WHAT YOU HAVE TO DO - Report the count of lines below that include "cell", without any other text.
========
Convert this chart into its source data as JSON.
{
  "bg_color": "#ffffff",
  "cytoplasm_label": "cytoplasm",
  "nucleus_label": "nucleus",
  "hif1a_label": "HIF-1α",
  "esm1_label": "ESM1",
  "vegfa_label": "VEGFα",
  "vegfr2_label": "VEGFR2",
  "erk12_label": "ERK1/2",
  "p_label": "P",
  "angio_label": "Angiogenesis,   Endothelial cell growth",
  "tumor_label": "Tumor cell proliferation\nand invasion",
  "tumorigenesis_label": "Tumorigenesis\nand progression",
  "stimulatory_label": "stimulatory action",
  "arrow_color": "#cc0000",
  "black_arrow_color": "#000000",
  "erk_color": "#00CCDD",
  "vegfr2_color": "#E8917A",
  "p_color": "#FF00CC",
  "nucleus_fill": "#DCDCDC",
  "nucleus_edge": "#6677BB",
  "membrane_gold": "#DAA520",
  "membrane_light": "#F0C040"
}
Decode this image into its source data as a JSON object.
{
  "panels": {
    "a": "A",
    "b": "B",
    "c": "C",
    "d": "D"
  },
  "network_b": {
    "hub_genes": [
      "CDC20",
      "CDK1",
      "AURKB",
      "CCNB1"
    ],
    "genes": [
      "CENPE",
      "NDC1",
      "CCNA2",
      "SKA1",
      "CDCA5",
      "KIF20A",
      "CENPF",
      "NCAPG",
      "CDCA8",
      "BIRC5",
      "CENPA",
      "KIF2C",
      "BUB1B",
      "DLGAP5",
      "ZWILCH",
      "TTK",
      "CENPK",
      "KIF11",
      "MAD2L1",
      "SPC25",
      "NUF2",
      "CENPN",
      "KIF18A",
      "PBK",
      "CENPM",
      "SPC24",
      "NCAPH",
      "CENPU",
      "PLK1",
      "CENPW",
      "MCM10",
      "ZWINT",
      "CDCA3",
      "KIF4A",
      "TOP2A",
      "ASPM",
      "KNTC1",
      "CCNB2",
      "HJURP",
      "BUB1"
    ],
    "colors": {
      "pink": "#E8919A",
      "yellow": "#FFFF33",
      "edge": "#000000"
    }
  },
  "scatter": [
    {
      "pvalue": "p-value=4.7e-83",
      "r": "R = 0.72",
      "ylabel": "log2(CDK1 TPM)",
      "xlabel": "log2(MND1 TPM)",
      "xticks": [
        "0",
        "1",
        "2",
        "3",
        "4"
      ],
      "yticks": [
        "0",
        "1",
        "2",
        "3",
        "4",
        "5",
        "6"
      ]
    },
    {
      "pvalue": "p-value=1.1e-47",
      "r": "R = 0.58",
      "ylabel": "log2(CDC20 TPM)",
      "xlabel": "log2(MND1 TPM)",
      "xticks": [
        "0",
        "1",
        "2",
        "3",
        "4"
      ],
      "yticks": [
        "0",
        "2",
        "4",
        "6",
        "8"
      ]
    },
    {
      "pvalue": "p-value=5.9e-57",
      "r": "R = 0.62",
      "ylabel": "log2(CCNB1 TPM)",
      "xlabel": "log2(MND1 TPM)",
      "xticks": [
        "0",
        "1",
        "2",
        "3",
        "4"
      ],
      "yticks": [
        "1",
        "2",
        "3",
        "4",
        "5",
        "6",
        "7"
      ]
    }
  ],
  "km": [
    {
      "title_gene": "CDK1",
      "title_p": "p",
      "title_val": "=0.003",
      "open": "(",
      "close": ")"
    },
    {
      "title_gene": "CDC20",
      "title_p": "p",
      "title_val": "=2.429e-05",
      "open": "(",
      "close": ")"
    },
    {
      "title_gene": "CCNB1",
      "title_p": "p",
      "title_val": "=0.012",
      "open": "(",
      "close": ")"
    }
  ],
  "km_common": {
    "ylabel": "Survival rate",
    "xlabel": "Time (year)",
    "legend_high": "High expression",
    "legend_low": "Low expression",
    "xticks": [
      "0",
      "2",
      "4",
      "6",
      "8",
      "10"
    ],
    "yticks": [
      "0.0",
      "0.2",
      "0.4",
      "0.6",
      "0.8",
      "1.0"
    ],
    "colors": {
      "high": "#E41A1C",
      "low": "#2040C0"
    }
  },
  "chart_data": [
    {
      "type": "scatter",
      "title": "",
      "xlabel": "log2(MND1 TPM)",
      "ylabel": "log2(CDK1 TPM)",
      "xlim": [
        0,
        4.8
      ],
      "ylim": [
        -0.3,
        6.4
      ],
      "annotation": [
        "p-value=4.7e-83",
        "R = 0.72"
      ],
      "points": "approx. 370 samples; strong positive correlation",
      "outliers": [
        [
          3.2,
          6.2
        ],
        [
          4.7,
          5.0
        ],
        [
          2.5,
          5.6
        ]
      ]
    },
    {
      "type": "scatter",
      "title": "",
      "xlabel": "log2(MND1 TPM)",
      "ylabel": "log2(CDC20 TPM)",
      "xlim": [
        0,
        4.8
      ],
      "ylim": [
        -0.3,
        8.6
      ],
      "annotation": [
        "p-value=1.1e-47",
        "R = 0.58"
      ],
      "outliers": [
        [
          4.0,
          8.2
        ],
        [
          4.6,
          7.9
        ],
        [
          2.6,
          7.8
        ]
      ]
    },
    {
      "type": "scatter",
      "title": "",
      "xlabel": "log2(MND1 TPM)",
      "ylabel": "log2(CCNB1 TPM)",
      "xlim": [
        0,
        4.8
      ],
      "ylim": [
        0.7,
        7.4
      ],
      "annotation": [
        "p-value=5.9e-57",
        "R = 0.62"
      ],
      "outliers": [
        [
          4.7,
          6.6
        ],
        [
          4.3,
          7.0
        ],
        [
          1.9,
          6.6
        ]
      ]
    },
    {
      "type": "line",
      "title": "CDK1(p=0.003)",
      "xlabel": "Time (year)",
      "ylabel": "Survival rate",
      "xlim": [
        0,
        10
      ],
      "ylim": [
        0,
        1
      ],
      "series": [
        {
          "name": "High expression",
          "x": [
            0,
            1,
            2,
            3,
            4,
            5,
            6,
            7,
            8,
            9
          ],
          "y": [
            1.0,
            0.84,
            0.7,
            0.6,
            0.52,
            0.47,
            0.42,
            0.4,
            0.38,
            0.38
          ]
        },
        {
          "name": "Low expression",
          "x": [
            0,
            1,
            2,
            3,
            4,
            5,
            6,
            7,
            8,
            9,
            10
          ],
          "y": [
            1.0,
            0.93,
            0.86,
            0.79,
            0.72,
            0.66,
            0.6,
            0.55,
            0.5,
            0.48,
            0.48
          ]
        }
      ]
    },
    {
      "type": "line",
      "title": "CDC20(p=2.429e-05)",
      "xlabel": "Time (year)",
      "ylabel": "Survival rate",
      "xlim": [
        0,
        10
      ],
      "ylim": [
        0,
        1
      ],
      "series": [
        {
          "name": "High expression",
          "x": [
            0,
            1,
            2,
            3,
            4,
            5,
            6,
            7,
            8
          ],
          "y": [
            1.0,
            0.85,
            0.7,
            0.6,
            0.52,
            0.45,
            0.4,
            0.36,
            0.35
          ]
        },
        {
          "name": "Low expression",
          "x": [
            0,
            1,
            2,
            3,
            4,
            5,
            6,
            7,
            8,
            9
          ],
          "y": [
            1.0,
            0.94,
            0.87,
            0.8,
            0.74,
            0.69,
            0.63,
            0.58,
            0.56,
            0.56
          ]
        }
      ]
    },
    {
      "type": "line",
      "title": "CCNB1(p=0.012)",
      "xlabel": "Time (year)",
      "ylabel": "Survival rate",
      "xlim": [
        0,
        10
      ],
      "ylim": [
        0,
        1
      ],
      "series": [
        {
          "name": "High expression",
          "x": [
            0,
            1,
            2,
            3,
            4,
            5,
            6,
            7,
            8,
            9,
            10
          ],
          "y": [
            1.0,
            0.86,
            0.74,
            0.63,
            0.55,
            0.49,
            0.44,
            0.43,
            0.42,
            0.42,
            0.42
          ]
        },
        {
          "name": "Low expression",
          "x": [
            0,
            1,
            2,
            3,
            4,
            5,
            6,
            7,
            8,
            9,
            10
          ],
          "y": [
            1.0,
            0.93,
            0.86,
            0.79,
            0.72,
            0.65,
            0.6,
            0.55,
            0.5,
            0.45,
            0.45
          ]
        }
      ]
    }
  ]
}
========
RESPONSE BELOW - 2